(Records contained in a dataset)
--

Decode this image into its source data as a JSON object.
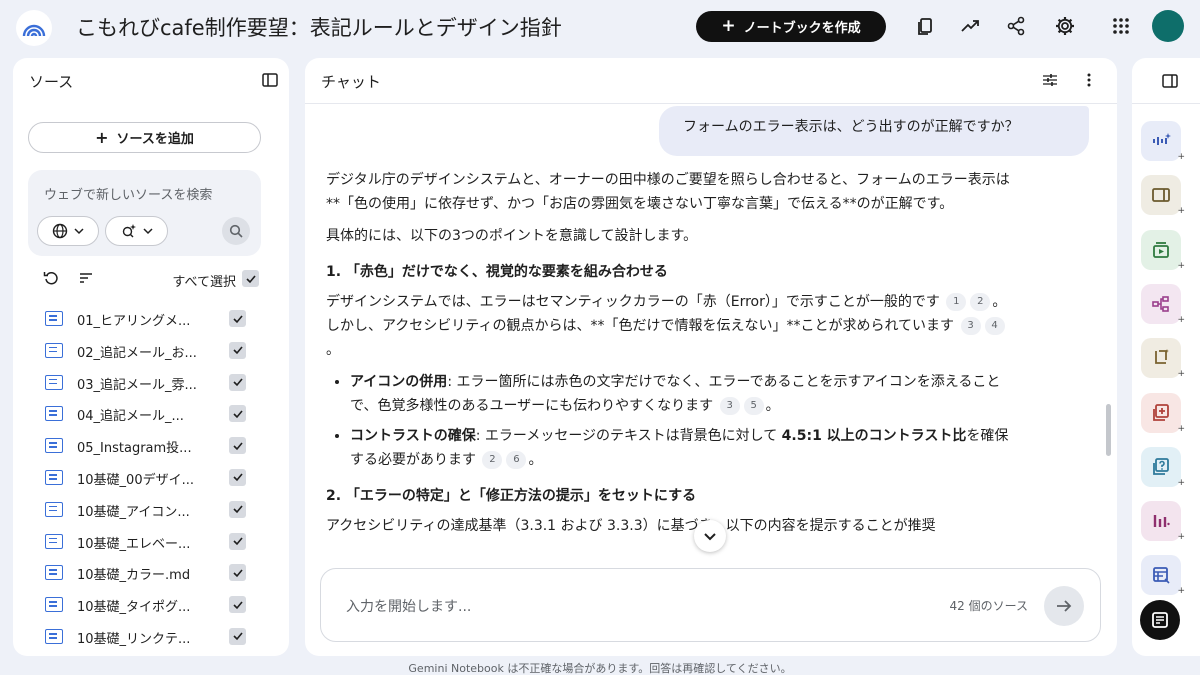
{
  "app": {
    "title": "こもれびcafe制作要望：表記ルールとデザイン指針",
    "create_button": "ノートブックを作成",
    "accent": "#111111",
    "avatar_color": "#0e6e6a"
  },
  "sources": {
    "header": "ソース",
    "add_button": "ソースを追加",
    "search_placeholder": "ウェブで新しいソースを検索",
    "select_all": "すべて選択",
    "items": [
      {
        "label": "01_ヒアリングメ..."
      },
      {
        "label": "02_追記メール_お..."
      },
      {
        "label": "03_追記メール_雰..."
      },
      {
        "label": "04_追記メール_..."
      },
      {
        "label": "05_Instagram投..."
      },
      {
        "label": "10基礎_00デザイ..."
      },
      {
        "label": "10基礎_アイコン..."
      },
      {
        "label": "10基礎_エレベー..."
      },
      {
        "label": "10基礎_カラー.md"
      },
      {
        "label": "10基礎_タイポグ..."
      },
      {
        "label": "10基礎_リンクテ..."
      }
    ]
  },
  "chat": {
    "header": "チャット",
    "user_message": "フォームのエラー表示は、どう出すのが正解ですか？",
    "answer": {
      "p1": "デジタル庁のデザインシステムと、オーナーの田中様のご要望を照らし合わせると、フォームのエラー表示は**「色の使用」に依存せず、かつ「お店の雰囲気を壊さない丁寧な言葉」で伝える**のが正解です。",
      "p2": "具体的には、以下の3つのポイントを意識して設計します。",
      "h1": "1. 「赤色」だけでなく、視覚的な要素を組み合わせる",
      "p3a": "デザインシステムでは、エラーはセマンティックカラーの「赤（Error）」で示すことが一般的です",
      "c1": "1",
      "c2": "2",
      "p3b": "。しかし、アクセシビリティの観点からは、**「色だけで情報を伝えない」**ことが求められています",
      "c3": "3",
      "c4": "4",
      "p3c": "。",
      "b1_strong": "アイコンの併用",
      "b1_text": ": エラー箇所には赤色の文字だけでなく、エラーであることを示すアイコンを添えることで、色覚多様性のあるユーザーにも伝わりやすくなります",
      "b1_c1": "3",
      "b1_c2": "5",
      "b1_end": "。",
      "b2_strong": "コントラストの確保",
      "b2_text1": ": エラーメッセージのテキストは背景色に対して ",
      "b2_strong2": "4.5:1 以上のコントラスト比",
      "b2_text2": "を確保する必要があります",
      "b2_c1": "2",
      "b2_c2": "6",
      "b2_end": "。",
      "h2": "2. 「エラーの特定」と「修正方法の提示」をセットにする",
      "p4": "アクセシビリティの達成基準（3.3.1 および 3.3.3）に基づき、以下の内容を提示することが推奨"
    },
    "input_placeholder": "入力を開始します...",
    "source_count": "42 個のソース"
  },
  "footer": "Gemini Notebook は不正確な場合があります。回答は再確認してください。",
  "studio": {
    "tools": [
      {
        "icon": "audio-overview-icon",
        "bg": "#e8ecf8",
        "color": "#3b5bb5"
      },
      {
        "icon": "video-overview-icon",
        "bg": "#efece3",
        "color": "#6b5a2e"
      },
      {
        "icon": "slides-icon",
        "bg": "#e3f1e6",
        "color": "#2f7a3f"
      },
      {
        "icon": "mind-map-icon",
        "bg": "#f3e6f1",
        "color": "#9b3f8c"
      },
      {
        "icon": "report-icon",
        "bg": "#f0ece2",
        "color": "#7a6330"
      },
      {
        "icon": "flashcards-icon",
        "bg": "#f8e6e4",
        "color": "#b0413a"
      },
      {
        "icon": "quiz-icon",
        "bg": "#e2f0f6",
        "color": "#2e7a9b"
      },
      {
        "icon": "infographic-icon",
        "bg": "#f3e4ee",
        "color": "#8f2f6e"
      },
      {
        "icon": "data-table-icon",
        "bg": "#e8ecf8",
        "color": "#3b5bb5"
      }
    ]
  }
}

--

Give an exact copy of the material, leaving out every picture.

Decode this image into its source data as a JSON object.
{
  "app": {
    "title": "こもれびcafe制作要望：表記ルールとデザイン指針",
    "create_button": "ノートブックを作成",
    "accent": "#111111",
    "avatar_color": "#0e6e6a"
  },
  "sources": {
    "header": "ソース",
    "add_button": "ソースを追加",
    "search_placeholder": "ウェブで新しいソースを検索",
    "select_all": "すべて選択",
    "items": [
      {
        "label": "01_ヒアリングメ..."
      },
      {
        "label": "02_追記メール_お..."
      },
      {
        "label": "03_追記メール_雰..."
      },
      {
        "label": "04_追記メール_..."
      },
      {
        "label": "05_Instagram投..."
      },
      {
        "label": "10基礎_00デザイ..."
      },
      {
        "label": "10基礎_アイコン..."
      },
      {
        "label": "10基礎_エレベー..."
      },
      {
        "label": "10基礎_カラー.md"
      },
      {
        "label": "10基礎_タイポグ..."
      },
      {
        "label": "10基礎_リンクテ..."
      }
    ]
  },
  "chat": {
    "header": "チャット",
    "user_message": "フォームのエラー表示は、どう出すのが正解ですか？",
    "answer": {
      "p1": "デジタル庁のデザインシステムと、オーナーの田中様のご要望を照らし合わせると、フォームのエラー表示は**「色の使用」に依存せず、かつ「お店の雰囲気を壊さない丁寧な言葉」で伝える**のが正解です。",
      "p2": "具体的には、以下の3つのポイントを意識して設計します。",
      "h1": "1. 「赤色」だけでなく、視覚的な要素を組み合わせる",
      "p3a": "デザインシステムでは、エラーはセマンティックカラーの「赤（Error）」で示すことが一般的です",
      "c1": "1",
      "c2": "2",
      "p3b": "。しかし、アクセシビリティの観点からは、**「色だけで情報を伝えない」**ことが求められています",
      "c3": "3",
      "c4": "4",
      "p3c": "。",
      "b1_strong": "アイコンの併用",
      "b1_text": ": エラー箇所には赤色の文字だけでなく、エラーであることを示すアイコンを添えることで、色覚多様性のあるユーザーにも伝わりやすくなります",
      "b1_c1": "3",
      "b1_c2": "5",
      "b1_end": "。",
      "b2_strong": "コントラストの確保",
      "b2_text1": ": エラーメッセージのテキストは背景色に対して ",
      "b2_strong2": "4.5:1 以上のコントラスト比",
      "b2_text2": "を確保する必要があります",
      "b2_c1": "2",
      "b2_c2": "6",
      "b2_end": "。",
      "h2": "2. 「エラーの特定」と「修正方法の提示」をセットにする",
      "p4": "アクセシビリティの達成基準（3.3.1 および 3.3.3）に基づき、以下の内容を提示することが推奨"
    },
    "input_placeholder": "入力を開始します...",
    "source_count": "42 個のソース"
  },
  "footer": "Gemini Notebook は不正確な場合があります。回答は再確認してください。",
  "studio": {
    "tools": [
      {
        "icon": "audio-overview-icon",
        "bg": "#e8ecf8",
        "color": "#3b5bb5"
      },
      {
        "icon": "video-overview-icon",
        "bg": "#efece3",
        "color": "#6b5a2e"
      },
      {
        "icon": "slides-icon",
        "bg": "#e3f1e6",
        "color": "#2f7a3f"
      },
      {
        "icon": "mind-map-icon",
        "bg": "#f3e6f1",
        "color": "#9b3f8c"
      },
      {
        "icon": "report-icon",
        "bg": "#f0ece2",
        "color": "#7a6330"
      },
      {
        "icon": "flashcards-icon",
        "bg": "#f8e6e4",
        "color": "#b0413a"
      },
      {
        "icon": "quiz-icon",
        "bg": "#e2f0f6",
        "color": "#2e7a9b"
      },
      {
        "icon": "infographic-icon",
        "bg": "#f3e4ee",
        "color": "#8f2f6e"
      },
      {
        "icon": "data-table-icon",
        "bg": "#e8ecf8",
        "color": "#3b5bb5"
      }
    ]
  }
}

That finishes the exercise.